AIM OF THE EXERCISE: Repeat, exactly and alone, every line from the line that contains "Convert this chart to structured JSON data." to the end of the entries.

(Data extracted from a collection)
###

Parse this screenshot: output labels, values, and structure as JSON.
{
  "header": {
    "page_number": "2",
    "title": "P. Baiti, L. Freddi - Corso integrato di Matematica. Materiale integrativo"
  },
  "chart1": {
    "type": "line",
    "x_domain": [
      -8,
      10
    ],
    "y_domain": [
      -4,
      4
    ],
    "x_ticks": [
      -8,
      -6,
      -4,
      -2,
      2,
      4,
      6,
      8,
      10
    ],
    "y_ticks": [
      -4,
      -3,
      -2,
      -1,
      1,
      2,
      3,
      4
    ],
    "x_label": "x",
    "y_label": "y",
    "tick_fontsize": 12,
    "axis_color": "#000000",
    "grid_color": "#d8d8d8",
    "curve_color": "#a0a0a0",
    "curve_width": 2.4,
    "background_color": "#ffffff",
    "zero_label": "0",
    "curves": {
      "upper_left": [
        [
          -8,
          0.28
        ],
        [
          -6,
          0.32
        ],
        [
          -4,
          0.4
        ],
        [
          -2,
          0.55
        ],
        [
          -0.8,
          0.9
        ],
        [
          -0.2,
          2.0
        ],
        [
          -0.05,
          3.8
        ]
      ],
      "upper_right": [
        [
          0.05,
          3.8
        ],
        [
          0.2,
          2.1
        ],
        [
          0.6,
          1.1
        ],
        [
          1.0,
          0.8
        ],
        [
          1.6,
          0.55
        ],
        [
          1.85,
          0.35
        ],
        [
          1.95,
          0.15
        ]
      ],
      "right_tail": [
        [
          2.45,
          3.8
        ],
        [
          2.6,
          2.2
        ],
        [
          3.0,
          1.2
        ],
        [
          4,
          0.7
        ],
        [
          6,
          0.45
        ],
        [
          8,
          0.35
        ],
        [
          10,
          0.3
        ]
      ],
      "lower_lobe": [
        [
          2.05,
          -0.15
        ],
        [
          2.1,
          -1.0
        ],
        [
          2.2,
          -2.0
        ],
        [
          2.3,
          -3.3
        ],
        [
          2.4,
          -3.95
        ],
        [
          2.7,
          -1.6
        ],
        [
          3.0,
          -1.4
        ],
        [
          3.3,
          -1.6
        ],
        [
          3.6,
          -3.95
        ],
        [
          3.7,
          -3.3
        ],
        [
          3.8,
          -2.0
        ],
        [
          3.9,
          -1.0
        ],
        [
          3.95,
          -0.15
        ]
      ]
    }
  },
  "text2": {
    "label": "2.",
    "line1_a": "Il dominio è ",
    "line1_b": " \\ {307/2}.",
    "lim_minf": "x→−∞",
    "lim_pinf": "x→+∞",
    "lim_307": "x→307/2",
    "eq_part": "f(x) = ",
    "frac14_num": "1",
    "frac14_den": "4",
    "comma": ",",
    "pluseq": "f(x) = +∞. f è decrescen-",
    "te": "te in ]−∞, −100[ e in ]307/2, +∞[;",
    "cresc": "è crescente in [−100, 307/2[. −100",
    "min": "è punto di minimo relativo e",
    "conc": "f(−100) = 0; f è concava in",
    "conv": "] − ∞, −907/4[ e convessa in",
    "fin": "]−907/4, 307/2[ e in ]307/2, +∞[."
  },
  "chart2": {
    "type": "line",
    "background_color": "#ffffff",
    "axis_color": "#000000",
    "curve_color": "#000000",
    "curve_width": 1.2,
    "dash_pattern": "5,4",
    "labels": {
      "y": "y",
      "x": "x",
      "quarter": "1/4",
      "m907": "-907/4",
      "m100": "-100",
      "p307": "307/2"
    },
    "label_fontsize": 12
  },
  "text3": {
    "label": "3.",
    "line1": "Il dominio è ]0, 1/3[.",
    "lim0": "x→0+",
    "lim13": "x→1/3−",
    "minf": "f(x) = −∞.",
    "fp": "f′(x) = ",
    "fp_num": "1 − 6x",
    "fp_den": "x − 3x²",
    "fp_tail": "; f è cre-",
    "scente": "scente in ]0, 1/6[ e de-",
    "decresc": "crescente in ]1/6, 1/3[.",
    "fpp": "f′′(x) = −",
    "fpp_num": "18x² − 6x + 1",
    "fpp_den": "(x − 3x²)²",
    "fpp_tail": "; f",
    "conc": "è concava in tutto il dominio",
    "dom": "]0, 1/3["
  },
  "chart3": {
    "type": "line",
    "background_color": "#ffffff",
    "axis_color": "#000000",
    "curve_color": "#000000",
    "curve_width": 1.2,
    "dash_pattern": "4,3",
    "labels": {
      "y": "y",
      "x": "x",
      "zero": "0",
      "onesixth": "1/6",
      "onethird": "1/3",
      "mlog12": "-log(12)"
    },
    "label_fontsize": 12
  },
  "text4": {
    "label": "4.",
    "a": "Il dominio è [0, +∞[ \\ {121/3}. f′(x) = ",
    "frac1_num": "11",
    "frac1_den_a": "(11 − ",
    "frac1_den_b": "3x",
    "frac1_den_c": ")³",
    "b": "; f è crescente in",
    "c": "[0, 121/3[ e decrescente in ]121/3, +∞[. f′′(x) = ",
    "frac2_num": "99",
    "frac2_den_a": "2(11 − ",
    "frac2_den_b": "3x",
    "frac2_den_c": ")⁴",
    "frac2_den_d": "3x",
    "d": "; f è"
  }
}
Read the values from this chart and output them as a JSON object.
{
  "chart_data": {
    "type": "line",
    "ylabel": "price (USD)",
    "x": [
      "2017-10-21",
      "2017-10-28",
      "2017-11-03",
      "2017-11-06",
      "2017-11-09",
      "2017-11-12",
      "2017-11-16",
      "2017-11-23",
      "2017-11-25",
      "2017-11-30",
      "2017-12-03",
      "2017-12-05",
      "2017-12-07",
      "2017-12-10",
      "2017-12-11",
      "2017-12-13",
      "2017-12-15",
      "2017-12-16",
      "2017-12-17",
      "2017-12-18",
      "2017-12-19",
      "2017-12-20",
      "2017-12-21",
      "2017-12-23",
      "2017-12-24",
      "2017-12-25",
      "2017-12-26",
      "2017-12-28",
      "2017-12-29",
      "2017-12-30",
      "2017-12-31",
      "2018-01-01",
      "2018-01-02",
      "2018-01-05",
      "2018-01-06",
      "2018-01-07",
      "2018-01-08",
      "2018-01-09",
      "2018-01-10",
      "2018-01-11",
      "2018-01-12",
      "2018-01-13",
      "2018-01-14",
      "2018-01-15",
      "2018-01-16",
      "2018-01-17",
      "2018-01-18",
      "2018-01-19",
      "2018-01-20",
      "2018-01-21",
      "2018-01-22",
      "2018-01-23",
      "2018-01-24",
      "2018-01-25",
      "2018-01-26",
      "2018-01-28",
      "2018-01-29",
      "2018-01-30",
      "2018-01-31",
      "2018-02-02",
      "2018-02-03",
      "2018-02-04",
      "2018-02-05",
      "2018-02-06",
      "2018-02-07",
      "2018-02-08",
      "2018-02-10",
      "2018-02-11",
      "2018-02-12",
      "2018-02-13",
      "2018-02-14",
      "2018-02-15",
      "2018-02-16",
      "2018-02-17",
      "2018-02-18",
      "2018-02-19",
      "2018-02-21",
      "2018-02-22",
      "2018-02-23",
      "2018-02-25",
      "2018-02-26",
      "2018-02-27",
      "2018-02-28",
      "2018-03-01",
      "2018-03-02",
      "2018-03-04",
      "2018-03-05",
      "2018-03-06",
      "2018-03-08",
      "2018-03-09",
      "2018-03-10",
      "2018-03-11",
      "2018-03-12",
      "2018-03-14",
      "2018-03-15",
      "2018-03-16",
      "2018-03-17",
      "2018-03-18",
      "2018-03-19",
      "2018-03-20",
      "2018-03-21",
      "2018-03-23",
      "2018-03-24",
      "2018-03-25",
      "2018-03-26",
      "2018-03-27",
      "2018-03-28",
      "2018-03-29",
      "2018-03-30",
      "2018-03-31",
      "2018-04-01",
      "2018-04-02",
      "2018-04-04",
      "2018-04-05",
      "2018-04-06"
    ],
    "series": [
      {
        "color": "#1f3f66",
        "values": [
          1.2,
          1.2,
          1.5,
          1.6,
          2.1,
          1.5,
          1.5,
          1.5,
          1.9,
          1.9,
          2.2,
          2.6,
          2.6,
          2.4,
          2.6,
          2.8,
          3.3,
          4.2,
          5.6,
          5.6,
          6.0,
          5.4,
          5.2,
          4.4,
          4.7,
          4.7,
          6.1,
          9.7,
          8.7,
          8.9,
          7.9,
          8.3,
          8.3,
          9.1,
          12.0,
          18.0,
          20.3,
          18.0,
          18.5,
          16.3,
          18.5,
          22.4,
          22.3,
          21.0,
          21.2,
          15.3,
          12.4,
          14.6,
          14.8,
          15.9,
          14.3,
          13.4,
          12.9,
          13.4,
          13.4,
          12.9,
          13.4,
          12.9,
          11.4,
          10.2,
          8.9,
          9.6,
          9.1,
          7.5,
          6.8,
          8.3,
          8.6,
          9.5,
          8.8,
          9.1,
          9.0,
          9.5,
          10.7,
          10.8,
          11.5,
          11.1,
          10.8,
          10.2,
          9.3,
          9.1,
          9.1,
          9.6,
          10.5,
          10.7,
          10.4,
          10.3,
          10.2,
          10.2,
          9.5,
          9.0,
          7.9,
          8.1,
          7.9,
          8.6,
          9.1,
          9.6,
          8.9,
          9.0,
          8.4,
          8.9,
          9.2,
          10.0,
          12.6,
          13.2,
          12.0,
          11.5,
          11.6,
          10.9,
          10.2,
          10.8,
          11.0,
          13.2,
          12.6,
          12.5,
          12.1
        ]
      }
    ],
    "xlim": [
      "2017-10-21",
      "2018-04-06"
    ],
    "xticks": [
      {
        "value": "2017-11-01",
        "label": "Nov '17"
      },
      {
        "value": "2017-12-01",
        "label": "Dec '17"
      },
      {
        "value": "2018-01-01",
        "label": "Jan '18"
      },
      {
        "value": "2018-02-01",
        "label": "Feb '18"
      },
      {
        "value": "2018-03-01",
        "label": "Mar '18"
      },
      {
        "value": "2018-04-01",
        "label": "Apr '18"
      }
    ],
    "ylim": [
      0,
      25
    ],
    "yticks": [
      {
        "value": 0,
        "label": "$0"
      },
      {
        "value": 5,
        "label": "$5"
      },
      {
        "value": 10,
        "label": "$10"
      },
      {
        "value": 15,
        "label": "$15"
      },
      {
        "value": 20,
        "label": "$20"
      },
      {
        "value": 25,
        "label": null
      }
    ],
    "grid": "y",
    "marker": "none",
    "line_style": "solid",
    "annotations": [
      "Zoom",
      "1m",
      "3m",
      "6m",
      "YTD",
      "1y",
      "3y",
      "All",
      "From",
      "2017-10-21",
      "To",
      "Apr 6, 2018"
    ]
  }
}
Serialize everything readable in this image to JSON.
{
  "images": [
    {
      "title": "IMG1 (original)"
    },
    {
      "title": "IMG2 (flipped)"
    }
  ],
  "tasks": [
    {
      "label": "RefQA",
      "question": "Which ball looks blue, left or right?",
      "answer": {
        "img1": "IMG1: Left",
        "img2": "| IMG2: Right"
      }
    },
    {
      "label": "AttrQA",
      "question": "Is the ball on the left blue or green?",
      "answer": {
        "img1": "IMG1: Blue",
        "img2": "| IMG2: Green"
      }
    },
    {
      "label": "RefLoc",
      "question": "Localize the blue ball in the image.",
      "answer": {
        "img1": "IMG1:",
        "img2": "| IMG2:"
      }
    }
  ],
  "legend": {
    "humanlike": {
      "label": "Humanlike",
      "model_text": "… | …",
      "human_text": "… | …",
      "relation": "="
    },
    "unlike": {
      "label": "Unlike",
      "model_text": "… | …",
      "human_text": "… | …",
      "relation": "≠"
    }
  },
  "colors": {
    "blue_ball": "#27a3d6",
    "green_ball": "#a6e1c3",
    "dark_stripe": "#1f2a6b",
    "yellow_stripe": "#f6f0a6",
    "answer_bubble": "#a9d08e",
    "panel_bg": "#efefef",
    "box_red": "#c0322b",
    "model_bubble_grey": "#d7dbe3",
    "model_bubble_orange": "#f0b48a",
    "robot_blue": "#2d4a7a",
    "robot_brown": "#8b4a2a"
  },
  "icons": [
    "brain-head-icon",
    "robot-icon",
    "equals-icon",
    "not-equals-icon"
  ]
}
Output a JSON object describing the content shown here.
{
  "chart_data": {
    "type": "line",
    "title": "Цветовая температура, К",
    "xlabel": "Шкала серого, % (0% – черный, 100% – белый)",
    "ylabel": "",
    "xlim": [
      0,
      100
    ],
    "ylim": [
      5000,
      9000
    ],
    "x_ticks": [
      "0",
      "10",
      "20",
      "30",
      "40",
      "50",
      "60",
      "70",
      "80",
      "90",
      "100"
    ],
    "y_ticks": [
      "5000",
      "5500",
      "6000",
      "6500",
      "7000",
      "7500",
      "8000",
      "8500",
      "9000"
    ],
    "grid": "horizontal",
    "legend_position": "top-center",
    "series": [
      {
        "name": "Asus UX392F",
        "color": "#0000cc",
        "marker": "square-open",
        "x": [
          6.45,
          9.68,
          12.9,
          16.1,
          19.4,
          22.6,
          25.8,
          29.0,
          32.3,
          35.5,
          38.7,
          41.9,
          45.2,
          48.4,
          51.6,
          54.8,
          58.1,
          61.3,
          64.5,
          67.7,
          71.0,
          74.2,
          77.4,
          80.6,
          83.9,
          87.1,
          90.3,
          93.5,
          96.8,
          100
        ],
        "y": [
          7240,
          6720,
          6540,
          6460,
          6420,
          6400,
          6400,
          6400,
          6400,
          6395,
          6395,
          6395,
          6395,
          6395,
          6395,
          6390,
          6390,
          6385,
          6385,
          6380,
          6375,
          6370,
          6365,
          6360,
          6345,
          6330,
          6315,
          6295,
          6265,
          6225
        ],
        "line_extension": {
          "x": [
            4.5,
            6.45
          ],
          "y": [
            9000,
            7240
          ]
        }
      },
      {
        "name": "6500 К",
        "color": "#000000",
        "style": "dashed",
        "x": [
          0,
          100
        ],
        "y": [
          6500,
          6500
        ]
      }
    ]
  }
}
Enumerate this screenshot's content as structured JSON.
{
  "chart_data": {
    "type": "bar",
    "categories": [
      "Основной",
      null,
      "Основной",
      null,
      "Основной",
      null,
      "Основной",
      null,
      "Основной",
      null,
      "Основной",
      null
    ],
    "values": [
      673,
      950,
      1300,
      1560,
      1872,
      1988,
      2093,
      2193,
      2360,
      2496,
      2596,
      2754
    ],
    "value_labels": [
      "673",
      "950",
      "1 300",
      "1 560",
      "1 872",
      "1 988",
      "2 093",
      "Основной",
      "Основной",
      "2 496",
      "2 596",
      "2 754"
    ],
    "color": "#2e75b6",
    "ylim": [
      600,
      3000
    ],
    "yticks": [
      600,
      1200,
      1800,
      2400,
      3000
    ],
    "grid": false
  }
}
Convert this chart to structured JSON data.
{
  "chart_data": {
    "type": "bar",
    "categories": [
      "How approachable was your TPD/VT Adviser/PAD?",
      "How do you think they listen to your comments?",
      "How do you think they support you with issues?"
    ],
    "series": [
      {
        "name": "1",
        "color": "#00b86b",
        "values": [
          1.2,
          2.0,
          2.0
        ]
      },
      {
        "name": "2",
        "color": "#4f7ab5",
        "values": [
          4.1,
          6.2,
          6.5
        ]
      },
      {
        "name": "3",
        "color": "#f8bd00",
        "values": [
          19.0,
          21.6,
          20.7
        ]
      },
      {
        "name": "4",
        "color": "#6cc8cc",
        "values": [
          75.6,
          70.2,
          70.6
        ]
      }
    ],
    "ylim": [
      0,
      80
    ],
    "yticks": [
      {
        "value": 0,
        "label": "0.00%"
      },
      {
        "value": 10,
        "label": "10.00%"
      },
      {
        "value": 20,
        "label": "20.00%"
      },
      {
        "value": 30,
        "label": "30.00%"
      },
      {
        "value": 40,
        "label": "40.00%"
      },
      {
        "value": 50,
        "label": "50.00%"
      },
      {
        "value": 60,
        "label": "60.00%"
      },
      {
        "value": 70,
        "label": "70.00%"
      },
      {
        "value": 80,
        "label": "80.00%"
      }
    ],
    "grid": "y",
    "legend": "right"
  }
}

###

THE RESPONSE:
Convert this chart to structured JSON data.
{
  "chart_data": {
    "type": "bar",
    "categories": [
      "How approachable was your TPD/VT Adviser/PAD?",
      "How do you think they listen to your comments?",
      "How do you think they support you with issues?"
    ],
    "series": [
      {
        "name": "1",
        "color": "#00b86b",
        "values": [
          1.2,
          2.0,
          2.0
        ]
      },
      {
        "name": "2",
        "color": "#4f7ab5",
        "values": [
          4.1,
          6.2,
          6.5
        ]
      },
      {
        "name": "3",
        "color": "#f8bd00",
        "values": [
          19.0,
          21.6,
          20.7
        ]
      },
      {
        "name": "4",
        "color": "#6cc8cc",
        "values": [
          75.6,
          70.2,
          70.6
        ]
      }
    ],
    "ylim": [
      0,
      80
    ],
    "yticks": [
      {
        "value": 0,
        "label": "0.00%"
      },
      {
        "value": 10,
        "label": "10.00%"
      },
      {
        "value": 20,
        "label": "20.00%"
      },
      {
        "value": 30,
        "label": "30.00%"
      },
      {
        "value": 40,
        "label": "40.00%"
      },
      {
        "value": 50,
        "label": "50.00%"
      },
      {
        "value": 60,
        "label": "60.00%"
      },
      {
        "value": 70,
        "label": "70.00%"
      },
      {
        "value": 80,
        "label": "80.00%"
      }
    ],
    "grid": "y",
    "legend": "right"
  }
}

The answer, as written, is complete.